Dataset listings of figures

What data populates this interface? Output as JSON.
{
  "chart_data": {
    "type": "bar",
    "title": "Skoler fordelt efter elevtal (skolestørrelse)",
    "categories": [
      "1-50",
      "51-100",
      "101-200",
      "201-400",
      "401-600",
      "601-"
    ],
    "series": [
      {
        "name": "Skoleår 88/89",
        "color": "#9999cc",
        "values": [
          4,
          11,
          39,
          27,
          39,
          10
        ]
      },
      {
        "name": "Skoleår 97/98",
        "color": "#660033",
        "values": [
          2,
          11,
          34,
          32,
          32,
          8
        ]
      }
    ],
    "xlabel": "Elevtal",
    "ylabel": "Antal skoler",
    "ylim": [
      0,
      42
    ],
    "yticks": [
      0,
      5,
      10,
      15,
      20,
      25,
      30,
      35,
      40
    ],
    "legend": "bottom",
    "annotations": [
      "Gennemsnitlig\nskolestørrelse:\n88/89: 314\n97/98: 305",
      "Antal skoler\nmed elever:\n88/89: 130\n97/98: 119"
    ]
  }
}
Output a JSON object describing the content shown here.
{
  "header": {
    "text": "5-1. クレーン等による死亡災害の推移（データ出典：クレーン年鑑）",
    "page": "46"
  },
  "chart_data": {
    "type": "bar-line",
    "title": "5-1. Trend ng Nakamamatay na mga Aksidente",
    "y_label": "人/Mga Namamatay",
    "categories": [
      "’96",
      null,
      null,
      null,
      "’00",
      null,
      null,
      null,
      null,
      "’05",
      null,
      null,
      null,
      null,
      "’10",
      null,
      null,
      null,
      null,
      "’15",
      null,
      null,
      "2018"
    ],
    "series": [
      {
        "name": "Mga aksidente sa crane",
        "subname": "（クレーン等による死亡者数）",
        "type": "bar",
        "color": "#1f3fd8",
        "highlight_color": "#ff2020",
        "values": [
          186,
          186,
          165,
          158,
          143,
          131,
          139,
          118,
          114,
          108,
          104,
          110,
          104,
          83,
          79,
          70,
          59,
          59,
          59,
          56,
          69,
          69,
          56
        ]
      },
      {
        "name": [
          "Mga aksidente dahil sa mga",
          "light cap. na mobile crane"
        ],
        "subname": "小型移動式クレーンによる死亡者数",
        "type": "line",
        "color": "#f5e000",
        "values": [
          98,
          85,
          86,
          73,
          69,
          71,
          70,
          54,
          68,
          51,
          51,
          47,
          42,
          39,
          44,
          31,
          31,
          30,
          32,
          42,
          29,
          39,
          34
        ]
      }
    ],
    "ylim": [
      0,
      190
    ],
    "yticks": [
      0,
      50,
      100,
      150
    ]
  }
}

● **Exercise prompt**: Write out every entry again exactly, please, with nothing missing.

● **Response**:
What data populates this interface? Output as JSON.
{
  "chart_data": {
    "type": "bar",
    "title": "Skoler fordelt efter elevtal (skolestørrelse)",
    "categories": [
      "1-50",
      "51-100",
      "101-200",
      "201-400",
      "401-600",
      "601-"
    ],
    "series": [
      {
        "name": "Skoleår 88/89",
        "color": "#9999cc",
        "values": [
          4,
          11,
          39,
          27,
          39,
          10
        ]
      },
      {
        "name": "Skoleår 97/98",
        "color": "#660033",
        "values": [
          2,
          11,
          34,
          32,
          32,
          8
        ]
      }
    ],
    "xlabel": "Elevtal",
    "ylabel": "Antal skoler",
    "ylim": [
      0,
      42
    ],
    "yticks": [
      0,
      5,
      10,
      15,
      20,
      25,
      30,
      35,
      40
    ],
    "legend": "bottom",
    "annotations": [
      "Gennemsnitlig\nskolestørrelse:\n88/89: 314\n97/98: 305",
      "Antal skoler\nmed elever:\n88/89: 130\n97/98: 119"
    ]
  }
}
Output a JSON object describing the content shown here.
{
  "header": {
    "text": "5-1. クレーン等による死亡災害の推移（データ出典：クレーン年鑑）",
    "page": "46"
  },
  "chart_data": {
    "type": "bar-line",
    "title": "5-1. Trend ng Nakamamatay na mga Aksidente",
    "y_label": "人/Mga Namamatay",
    "categories": [
      "’96",
      null,
      null,
      null,
      "’00",
      null,
      null,
      null,
      null,
      "’05",
      null,
      null,
      null,
      null,
      "’10",
      null,
      null,
      null,
      null,
      "’15",
      null,
      null,
      "2018"
    ],
    "series": [
      {
        "name": "Mga aksidente sa crane",
        "subname": "（クレーン等による死亡者数）",
        "type": "bar",
        "color": "#1f3fd8",
        "highlight_color": "#ff2020",
        "values": [
          186,
          186,
          165,
          158,
          143,
          131,
          139,
          118,
          114,
          108,
          104,
          110,
          104,
          83,
          79,
          70,
          59,
          59,
          59,
          56,
          69,
          69,
          56
        ]
      },
      {
        "name": [
          "Mga aksidente dahil sa mga",
          "light cap. na mobile crane"
        ],
        "subname": "小型移動式クレーンによる死亡者数",
        "type": "line",
        "color": "#f5e000",
        "values": [
          98,
          85,
          86,
          73,
          69,
          71,
          70,
          54,
          68,
          51,
          51,
          47,
          42,
          39,
          44,
          31,
          31,
          30,
          32,
          42,
          29,
          39,
          34
        ]
      }
    ],
    "ylim": [
      0,
      190
    ],
    "yticks": [
      0,
      50,
      100,
      150
    ]
  }
}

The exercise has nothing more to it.